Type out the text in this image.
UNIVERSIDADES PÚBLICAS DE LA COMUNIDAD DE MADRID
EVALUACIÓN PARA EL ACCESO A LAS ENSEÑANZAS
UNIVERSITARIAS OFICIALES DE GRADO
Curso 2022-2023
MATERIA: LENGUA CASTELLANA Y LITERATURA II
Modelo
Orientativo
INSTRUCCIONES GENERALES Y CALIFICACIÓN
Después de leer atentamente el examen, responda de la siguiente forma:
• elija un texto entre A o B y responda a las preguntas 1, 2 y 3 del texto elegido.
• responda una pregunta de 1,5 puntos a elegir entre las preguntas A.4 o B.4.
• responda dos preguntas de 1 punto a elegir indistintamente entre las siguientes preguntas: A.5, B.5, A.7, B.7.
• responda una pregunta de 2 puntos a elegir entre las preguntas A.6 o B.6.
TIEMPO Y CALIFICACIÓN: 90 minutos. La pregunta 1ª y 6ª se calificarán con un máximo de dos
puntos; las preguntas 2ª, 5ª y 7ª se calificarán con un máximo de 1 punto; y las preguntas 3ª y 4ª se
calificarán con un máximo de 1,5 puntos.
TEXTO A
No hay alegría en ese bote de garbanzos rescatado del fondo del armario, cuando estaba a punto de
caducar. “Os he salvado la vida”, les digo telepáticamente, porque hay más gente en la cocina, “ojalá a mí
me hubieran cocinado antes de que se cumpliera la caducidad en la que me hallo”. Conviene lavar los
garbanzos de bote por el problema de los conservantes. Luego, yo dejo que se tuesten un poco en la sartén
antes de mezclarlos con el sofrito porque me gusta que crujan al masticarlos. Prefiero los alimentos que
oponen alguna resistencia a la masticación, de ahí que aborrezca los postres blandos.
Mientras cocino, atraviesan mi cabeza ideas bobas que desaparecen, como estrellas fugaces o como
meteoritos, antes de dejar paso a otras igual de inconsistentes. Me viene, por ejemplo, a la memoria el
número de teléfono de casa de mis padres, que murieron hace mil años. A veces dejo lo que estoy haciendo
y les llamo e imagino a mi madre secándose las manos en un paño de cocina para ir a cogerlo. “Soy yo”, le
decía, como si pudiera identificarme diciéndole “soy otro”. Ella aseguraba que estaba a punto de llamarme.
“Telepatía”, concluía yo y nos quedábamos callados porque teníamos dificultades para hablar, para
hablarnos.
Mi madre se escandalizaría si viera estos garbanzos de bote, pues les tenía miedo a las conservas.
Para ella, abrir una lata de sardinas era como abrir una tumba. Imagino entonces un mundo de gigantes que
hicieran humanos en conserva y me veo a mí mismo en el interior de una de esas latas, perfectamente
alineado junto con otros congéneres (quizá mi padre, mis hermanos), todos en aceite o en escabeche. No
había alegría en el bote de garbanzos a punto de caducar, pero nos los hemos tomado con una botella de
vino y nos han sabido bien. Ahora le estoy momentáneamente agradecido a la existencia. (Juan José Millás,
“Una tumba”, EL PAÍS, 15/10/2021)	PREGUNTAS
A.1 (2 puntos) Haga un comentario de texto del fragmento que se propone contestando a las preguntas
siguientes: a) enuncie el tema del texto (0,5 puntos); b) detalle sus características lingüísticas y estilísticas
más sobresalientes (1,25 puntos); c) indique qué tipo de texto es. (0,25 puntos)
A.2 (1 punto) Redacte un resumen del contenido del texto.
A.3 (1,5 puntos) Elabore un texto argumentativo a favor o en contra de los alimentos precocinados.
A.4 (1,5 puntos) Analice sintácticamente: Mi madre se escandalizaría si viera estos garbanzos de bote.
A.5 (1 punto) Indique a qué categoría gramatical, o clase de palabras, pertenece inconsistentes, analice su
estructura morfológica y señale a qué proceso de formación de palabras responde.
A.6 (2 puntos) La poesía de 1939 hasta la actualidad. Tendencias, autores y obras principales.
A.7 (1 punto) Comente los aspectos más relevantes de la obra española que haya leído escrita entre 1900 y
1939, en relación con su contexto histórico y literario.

[GOAL OF THE EXERCISE] Go through the entries and repeat each one exactly.

[SOLUTION TO THIS TASK]
Type out the text in this image.
UNIVERSIDADES PÚBLICAS DE LA COMUNIDAD DE MADRID
EVALUACIÓN PARA EL ACCESO A LAS ENSEÑANZAS
UNIVERSITARIAS OFICIALES DE GRADO
Curso 2022-2023
MATERIA: LENGUA CASTELLANA Y LITERATURA II
Modelo
Orientativo
INSTRUCCIONES GENERALES Y CALIFICACIÓN
Después de leer atentamente el examen, responda de la siguiente forma:
• elija un texto entre A o B y responda a las preguntas 1, 2 y 3 del texto elegido.
• responda una pregunta de 1,5 puntos a elegir entre las preguntas A.4 o B.4.
• responda dos preguntas de 1 punto a elegir indistintamente entre las siguientes preguntas: A.5, B.5, A.7, B.7.
• responda una pregunta de 2 puntos a elegir entre las preguntas A.6 o B.6.
TIEMPO Y CALIFICACIÓN: 90 minutos. La pregunta 1ª y 6ª se calificarán con un máximo de dos
puntos; las preguntas 2ª, 5ª y 7ª se calificarán con un máximo de 1 punto; y las preguntas 3ª y 4ª se
calificarán con un máximo de 1,5 puntos.
TEXTO A
No hay alegría en ese bote de garbanzos rescatado del fondo del armario, cuando estaba a punto de
caducar. “Os he salvado la vida”, les digo telepáticamente, porque hay más gente en la cocina, “ojalá a mí
me hubieran cocinado antes de que se cumpliera la caducidad en la que me hallo”. Conviene lavar los
garbanzos de bote por el problema de los conservantes. Luego, yo dejo que se tuesten un poco en la sartén
antes de mezclarlos con el sofrito porque me gusta que crujan al masticarlos. Prefiero los alimentos que
oponen alguna resistencia a la masticación, de ahí que aborrezca los postres blandos.
Mientras cocino, atraviesan mi cabeza ideas bobas que desaparecen, como estrellas fugaces o como
meteoritos, antes de dejar paso a otras igual de inconsistentes. Me viene, por ejemplo, a la memoria el
número de teléfono de casa de mis padres, que murieron hace mil años. A veces dejo lo que estoy haciendo
y les llamo e imagino a mi madre secándose las manos en un paño de cocina para ir a cogerlo. “Soy yo”, le
decía, como si pudiera identificarme diciéndole “soy otro”. Ella aseguraba que estaba a punto de llamarme.
“Telepatía”, concluía yo y nos quedábamos callados porque teníamos dificultades para hablar, para
hablarnos.
Mi madre se escandalizaría si viera estos garbanzos de bote, pues les tenía miedo a las conservas.
Para ella, abrir una lata de sardinas era como abrir una tumba. Imagino entonces un mundo de gigantes que
hicieran humanos en conserva y me veo a mí mismo en el interior de una de esas latas, perfectamente
alineado junto con otros congéneres (quizá mi padre, mis hermanos), todos en aceite o en escabeche. No
había alegría en el bote de garbanzos a punto de caducar, pero nos los hemos tomado con una botella de
vino y nos han sabido bien. Ahora le estoy momentáneamente agradecido a la existencia. (Juan José Millás,
“Una tumba”, EL PAÍS, 15/10/2021)	PREGUNTAS
A.1 (2 puntos) Haga un comentario de texto del fragmento que se propone contestando a las preguntas
siguientes: a) enuncie el tema del texto (0,5 puntos); b) detalle sus características lingüísticas y estilísticas
más sobresalientes (1,25 puntos); c) indique qué tipo de texto es. (0,25 puntos)
A.2 (1 punto) Redacte un resumen del contenido del texto.
A.3 (1,5 puntos) Elabore un texto argumentativo a favor o en contra de los alimentos precocinados.
A.4 (1,5 puntos) Analice sintácticamente: Mi madre se escandalizaría si viera estos garbanzos de bote.
A.5 (1 punto) Indique a qué categoría gramatical, o clase de palabras, pertenece inconsistentes, analice su
estructura morfológica y señale a qué proceso de formación de palabras responde.
A.6 (2 puntos) La poesía de 1939 hasta la actualidad. Tendencias, autores y obras principales.
A.7 (1 punto) Comente los aspectos más relevantes de la obra española que haya leído escrita entre 1900 y
1939, en relación con su contexto histórico y literario.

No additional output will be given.